• [PASSAGE SHOWN]:
☆ ☆ ☆

| title | SPL Toolkit |
|---|---|
| layout | page |
| description | A robust, language-aware library for programmatic analysis and manipulation of Splunk SPL queries |
A robust, language-aware library for programmatic analysis and manipulation of Splunk SPL queries, written in Go with Python bindings.
- Field Mapping: Dynamic mapping of query fields from one schema to another using JSON configuration
- SPL Parsing: Robust SPL query parsing using ANTLR4 grammar with AST-based processing
- Discovery: Extract datamodels, datasets, lookups, sources, sourcetypes, and input fields from queries
- Token Stream Rewriting: Context-aware field mapping that preserves SPL syntax and semantics
- Python Bindings: Full Python API with C shared library integration
- Conditional Mapping: Basic rule-based field mappings with conditions
- Advanced Conditional Rules: Enhanced rule-based field mappings with complex conditions
- DataModel Mapping: Map between different datamodel structures (basic support available)

☆ ☆ ☆

• [INFORMATION PROVIDED]:

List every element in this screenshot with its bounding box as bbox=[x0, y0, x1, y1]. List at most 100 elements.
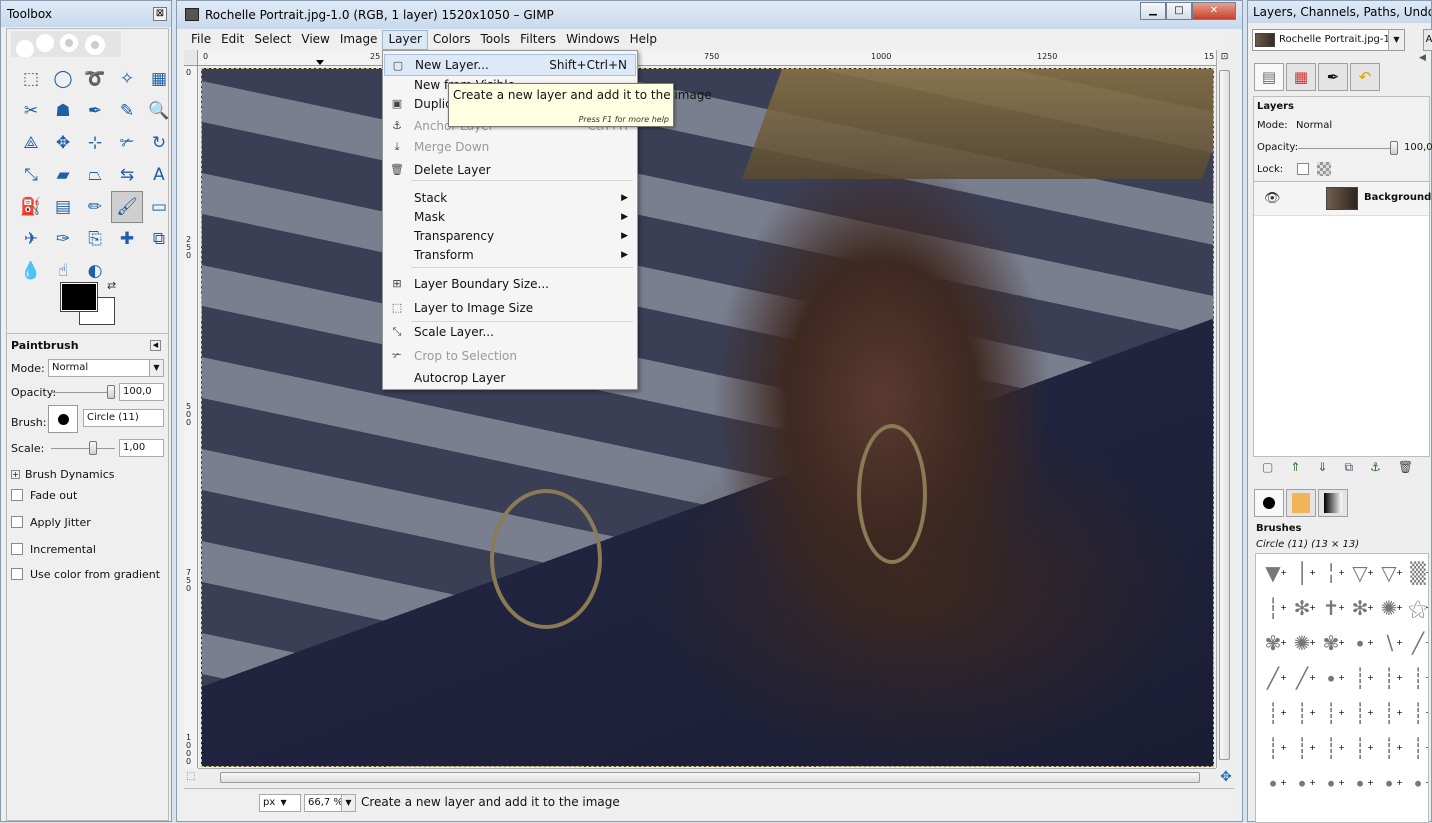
raise-layer-icon[interactable]: ⇑ bbox=[1290, 460, 1300, 475]
swap-colors-icon[interactable]: ⇄ bbox=[107, 279, 116, 292]
menu-item-crop-to-selection[interactable]: ✃ Crop to Selection bbox=[384, 345, 636, 367]
shear-icon[interactable]: ▰ bbox=[47, 159, 79, 191]
color-picker-icon[interactable]: ✎ bbox=[111, 95, 143, 127]
brush-thumbnail[interactable]: │ + bbox=[1287, 558, 1317, 588]
menu-item-new-layer[interactable]: ▢ New Layer... Shift+Ctrl+N bbox=[384, 54, 636, 76]
paintbrush-icon[interactable]: 🖌 bbox=[111, 191, 143, 223]
brush-thumbnail[interactable]: ✾ + bbox=[1316, 628, 1346, 658]
brush-thumbnail[interactable]: ┊+ bbox=[1258, 698, 1288, 728]
brush-thumbnail[interactable]: ∙+ bbox=[1287, 768, 1317, 798]
vertical-scrollbar[interactable]: ⊡ bbox=[1216, 50, 1232, 768]
brush-thumbnail[interactable]: ┊+ bbox=[1403, 663, 1428, 693]
bucket-fill-icon[interactable]: ⛽ bbox=[15, 191, 47, 223]
eraser-icon[interactable]: ▭ bbox=[143, 191, 175, 223]
perspective-icon[interactable]: ⏢ bbox=[79, 159, 111, 191]
fuzzy-select-icon[interactable]: ✧ bbox=[111, 63, 143, 95]
ink-icon[interactable]: ✑ bbox=[47, 223, 79, 255]
brush-thumbnail[interactable]: ∙+ bbox=[1374, 768, 1404, 798]
mode-select[interactable]: Normal ▼ bbox=[48, 359, 164, 377]
brush-thumbnail[interactable]: ┆ + bbox=[1258, 593, 1288, 623]
foreground-select-icon[interactable]: ☗ bbox=[47, 95, 79, 127]
duplicate-layer-icon[interactable]: ⧉ bbox=[1344, 460, 1353, 475]
paths-icon[interactable]: ✒ bbox=[79, 95, 111, 127]
layers-opacity-slider[interactable] bbox=[1298, 141, 1398, 155]
brush-thumbnail[interactable]: ▽ + bbox=[1345, 558, 1375, 588]
brush-thumbnail[interactable]: ∙+ bbox=[1258, 768, 1288, 798]
use-color-gradient-row[interactable]: Use color from gradient bbox=[11, 566, 164, 582]
layer-list[interactable]: 👁 Background bbox=[1253, 181, 1431, 457]
menu-tools[interactable]: Tools bbox=[476, 30, 516, 50]
menu-item-layer-boundary-size[interactable]: ⊞ Layer Boundary Size... bbox=[384, 273, 636, 295]
vertical-ruler[interactable]: 0 2 5 0 5 0 0 7 5 0 1 0 0 0 bbox=[184, 66, 198, 768]
flip-icon[interactable]: ⇆ bbox=[111, 159, 143, 191]
opacity-slider[interactable] bbox=[51, 385, 115, 399]
brush-thumbnail[interactable]: ▼ + bbox=[1258, 558, 1288, 588]
fade-out-checkbox[interactable] bbox=[11, 489, 23, 501]
brush-thumbnail[interactable]: ╱+ bbox=[1258, 663, 1288, 693]
incremental-row[interactable]: Incremental bbox=[11, 541, 164, 557]
brush-thumbnail[interactable]: ┊+ bbox=[1374, 733, 1404, 763]
menu-select[interactable]: Select bbox=[249, 30, 296, 50]
lock-alpha-icon[interactable] bbox=[1317, 162, 1331, 176]
tab-brushes[interactable] bbox=[1254, 489, 1284, 517]
navigate-icon[interactable]: ⊡ bbox=[1219, 52, 1230, 66]
scale-spin[interactable]: 1,00 bbox=[119, 439, 164, 457]
brush-thumbnail[interactable]: ✺ + bbox=[1374, 593, 1404, 623]
menu-item-autocrop-layer[interactable]: Autocrop Layer bbox=[384, 367, 636, 389]
ruler-corner[interactable] bbox=[184, 50, 198, 66]
perspective-clone-icon[interactable]: ⧉ bbox=[143, 223, 175, 255]
auto-button[interactable]: A bbox=[1423, 29, 1432, 51]
maximize-icon[interactable]: □ bbox=[1166, 2, 1192, 20]
opacity-spin[interactable]: 100,0 bbox=[119, 383, 164, 401]
scale-icon[interactable]: ⤡ bbox=[15, 159, 47, 191]
menu-windows[interactable]: Windows bbox=[561, 30, 625, 50]
menu-item-transform[interactable]: Transform ▶ bbox=[384, 244, 636, 266]
quick-mask-icon[interactable]: ⬚ bbox=[186, 771, 195, 782]
brush-thumbnail[interactable]: ✺ + bbox=[1287, 628, 1317, 658]
brush-thumbnail[interactable]: ∙+ bbox=[1345, 628, 1375, 658]
brush-thumbnail[interactable]: ╱+ bbox=[1287, 663, 1317, 693]
horizontal-scroll-thumb[interactable] bbox=[220, 772, 1200, 783]
brush-thumbnail[interactable]: ┊+ bbox=[1316, 733, 1346, 763]
brush-thumbnail[interactable]: ┊+ bbox=[1345, 733, 1375, 763]
tab-patterns[interactable] bbox=[1286, 489, 1316, 517]
menu-colors[interactable]: Colors bbox=[428, 30, 476, 50]
new-layer-icon[interactable]: ▢ bbox=[1262, 460, 1273, 475]
menu-layer[interactable]: Layer bbox=[382, 30, 428, 50]
lock-pixels-checkbox[interactable] bbox=[1297, 163, 1309, 175]
zoom-icon[interactable]: 🔍 bbox=[143, 95, 175, 127]
brush-thumbnail[interactable]: ✻ + bbox=[1287, 593, 1317, 623]
brush-thumbnail[interactable]: ∙+ bbox=[1345, 768, 1375, 798]
crop-icon[interactable]: ✃ bbox=[111, 127, 143, 159]
brush-thumbnail[interactable]: ∙+ bbox=[1316, 663, 1346, 693]
menu-item-delete-layer[interactable]: 🗑 Delete Layer bbox=[384, 159, 636, 181]
brush-thumbnail[interactable]: ✻ + bbox=[1345, 593, 1375, 623]
color-select-icon[interactable]: ▦ bbox=[143, 63, 175, 95]
menu-file[interactable]: File bbox=[186, 30, 216, 50]
move-icon[interactable]: ✥ bbox=[47, 127, 79, 159]
blend-icon[interactable]: ▤ bbox=[47, 191, 79, 223]
zoom-select[interactable]: 66,7 % ▼ bbox=[304, 794, 356, 812]
brush-thumbnail[interactable]: ┊+ bbox=[1374, 663, 1404, 693]
brush-preview-button[interactable] bbox=[48, 405, 78, 433]
lower-layer-icon[interactable]: ⇓ bbox=[1317, 460, 1327, 475]
horizontal-scrollbar[interactable]: ⬚ ✥ bbox=[186, 768, 1232, 786]
use-color-gradient-checkbox[interactable] bbox=[11, 568, 23, 580]
minimize-icon[interactable]: ▁ bbox=[1140, 2, 1166, 20]
menu-view[interactable]: View bbox=[296, 30, 334, 50]
foreground-color[interactable] bbox=[60, 282, 98, 312]
text-icon[interactable]: A bbox=[143, 159, 175, 191]
tool-options-restore-icon[interactable]: ◀ bbox=[150, 340, 161, 351]
menu-item-layer-to-image-size[interactable]: ⬚ Layer to Image Size bbox=[384, 297, 636, 319]
brush-thumbnail[interactable]: ┊+ bbox=[1258, 733, 1288, 763]
brush-thumbnail[interactable]: ┊+ bbox=[1287, 733, 1317, 763]
nav-cross-icon[interactable]: ✥ bbox=[1220, 769, 1232, 785]
blur-icon[interactable]: 💧 bbox=[15, 255, 47, 287]
brush-thumbnail[interactable]: ┊+ bbox=[1316, 698, 1346, 728]
rotate-icon[interactable]: ↻ bbox=[143, 127, 175, 159]
heal-icon[interactable]: ✚ bbox=[111, 223, 143, 255]
image-select[interactable]: Rochelle Portrait.jpg-1 ▼ bbox=[1252, 29, 1405, 51]
menu-help[interactable]: Help bbox=[625, 30, 662, 50]
opacity-slider-handle[interactable] bbox=[107, 385, 115, 399]
toolbox-close-icon[interactable]: ⊠ bbox=[153, 7, 167, 21]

☆ ☆ ☆

• [YOUR TASKS]:
#1 Per the SPL Toolkit page, which grammar does the library use for SPL parsing?
#2 Duplicate everything in the SPL Toolkit page from "- Field Mapping: Dynamic" down to "(basic support available)".
The material comes from a separate source.

• [SOLUTIONS TO EACH TASK]:
#1 ANTLR4 grammar, with AST-based processing.

#2
- Field Mapping: Dynamic mapping of query fields from one schema to another using JSON configuration
- SPL Parsing: Robust SPL query parsing using ANTLR4 grammar with AST-based processing
- Discovery: Extract datamodels, datasets, lookups, sources, sourcetypes, and input fields from queries
- Token Stream Rewriting: Context-aware field mapping that preserves SPL syntax and semantics
- Python Bindings: Full Python API with C shared library integration
- Conditional Mapping: Basic rule-based field mappings with conditions
- Advanced Conditional Rules: Enhanced rule-based field mappings with complex conditions
- DataModel Mapping: Map between different datamodel structures (basic support available)